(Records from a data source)
-- begin --
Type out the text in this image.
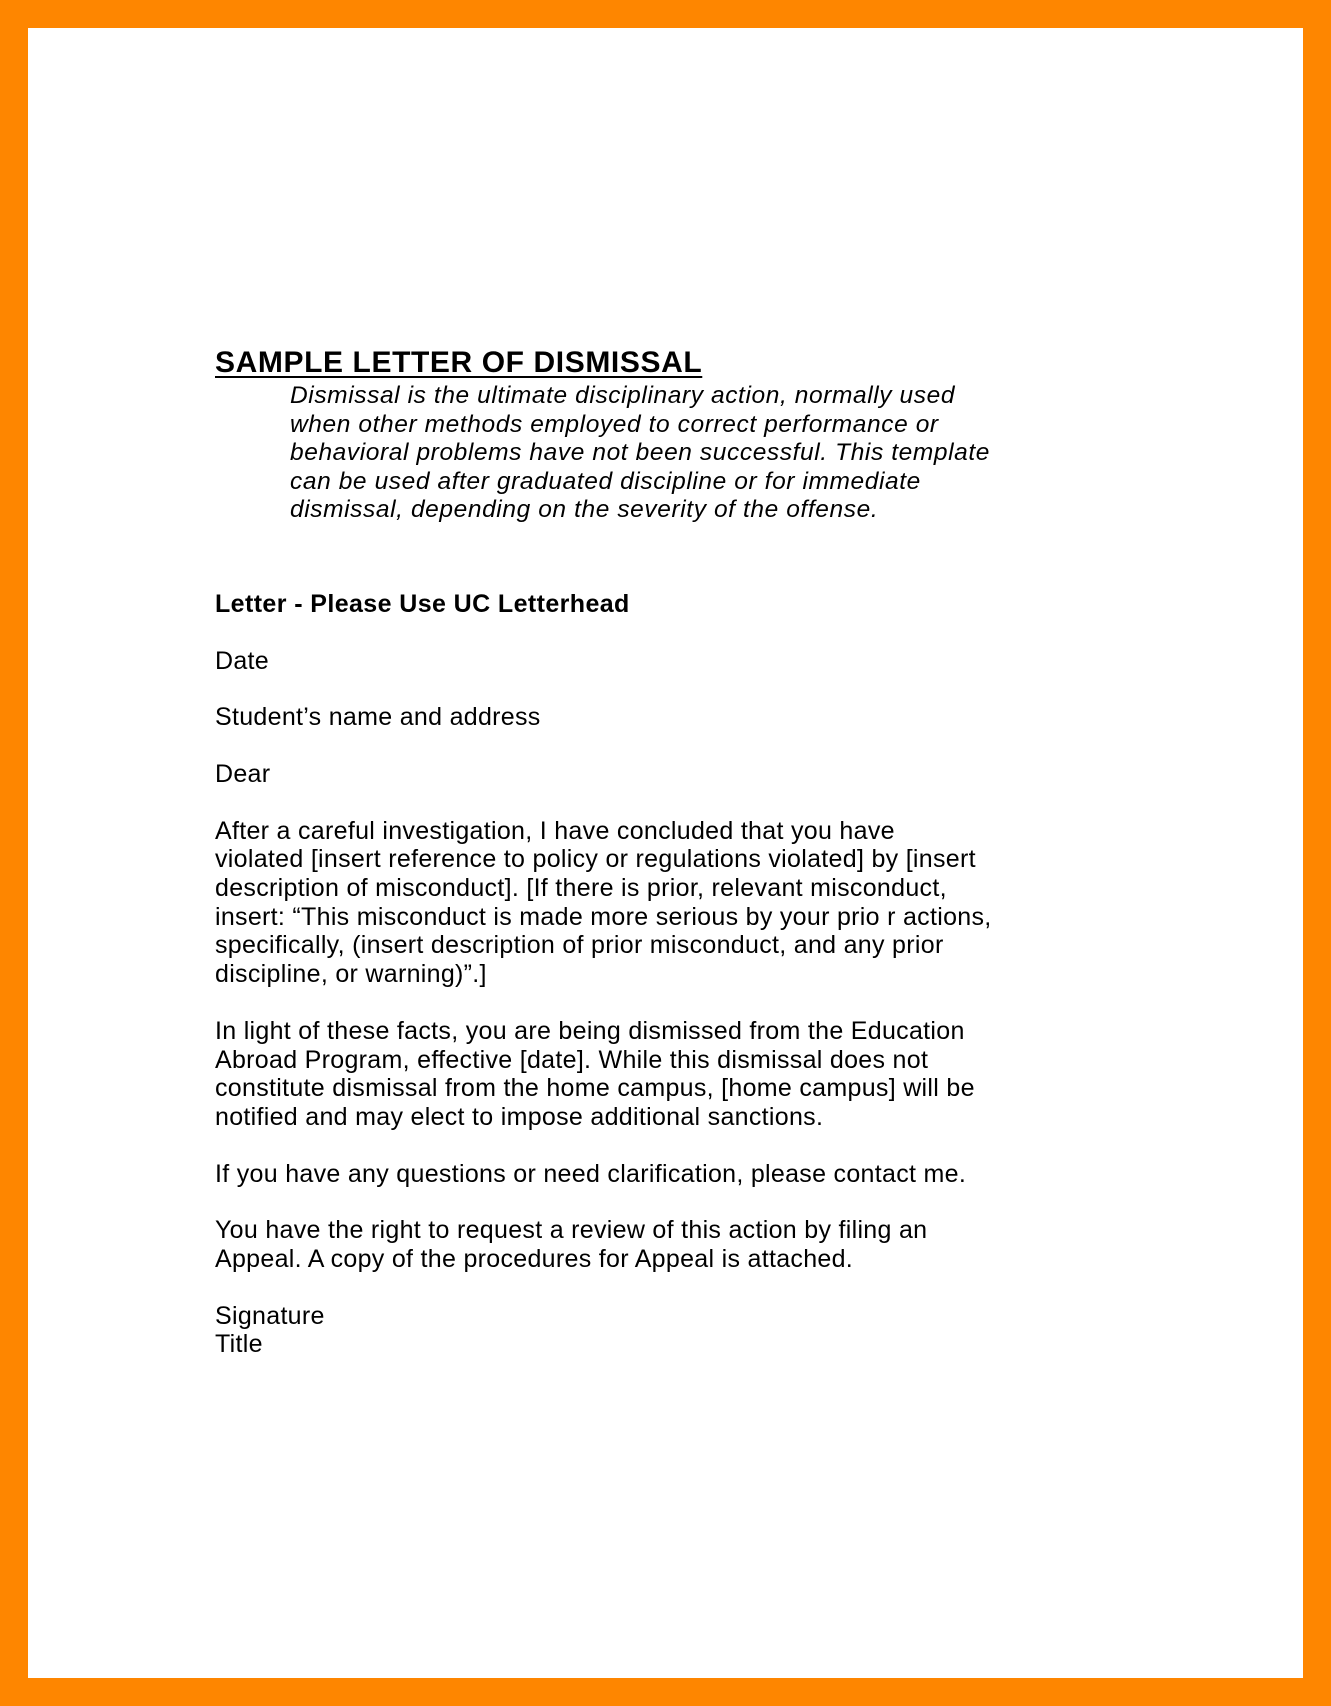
SAMPLE LETTER OF DISMISSAL
Dismissal is the ultimate disciplinary action, normally used
when other methods employed to correct performance or
behavioral problems have not been successful. This template
can be used after graduated discipline or for immediate
dismissal, depending on the severity of the offense.
Letter - Please Use UC Letterhead
Date
Student’s name and address
Dear
After a careful investigation, I have concluded that you have
violated [insert reference to policy or regulations violated] by [insert
description of misconduct]. [If there is prior, relevant misconduct,
insert: “This misconduct is made more serious by your prio r actions,
specifically, (insert description of prior misconduct, and any prior
discipline, or warning)”.]
In light of these facts, you are being dismissed from the Education
Abroad Program, effective [date]. While this dismissal does not
constitute dismissal from the home campus, [home campus] will be
notified and may elect to impose additional sanctions.
If you have any questions or need clarification, please contact me.
You have the right to request a review of this action by filing an
Appeal. A copy of the procedures for Appeal is attached.
Signature
Title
-- end --
* [Description of the task]:
Your copy should repeat each entry above exactly but contain no pictures.

* [Exercise output]:
Type out the text in this image.
SAMPLE LETTER OF DISMISSAL
Dismissal is the ultimate disciplinary action, normally used
when other methods employed to correct performance or
behavioral problems have not been successful. This template
can be used after graduated discipline or for immediate
dismissal, depending on the severity of the offense.
Letter - Please Use UC Letterhead
Date
Student’s name and address
Dear
After a careful investigation, I have concluded that you have
violated [insert reference to policy or regulations violated] by [insert
description of misconduct]. [If there is prior, relevant misconduct,
insert: “This misconduct is made more serious by your prio r actions,
specifically, (insert description of prior misconduct, and any prior
discipline, or warning)”.]
In light of these facts, you are being dismissed from the Education
Abroad Program, effective [date]. While this dismissal does not
constitute dismissal from the home campus, [home campus] will be
notified and may elect to impose additional sanctions.
If you have any questions or need clarification, please contact me.
You have the right to request a review of this action by filing an
Appeal. A copy of the procedures for Appeal is attached.
Signature
Title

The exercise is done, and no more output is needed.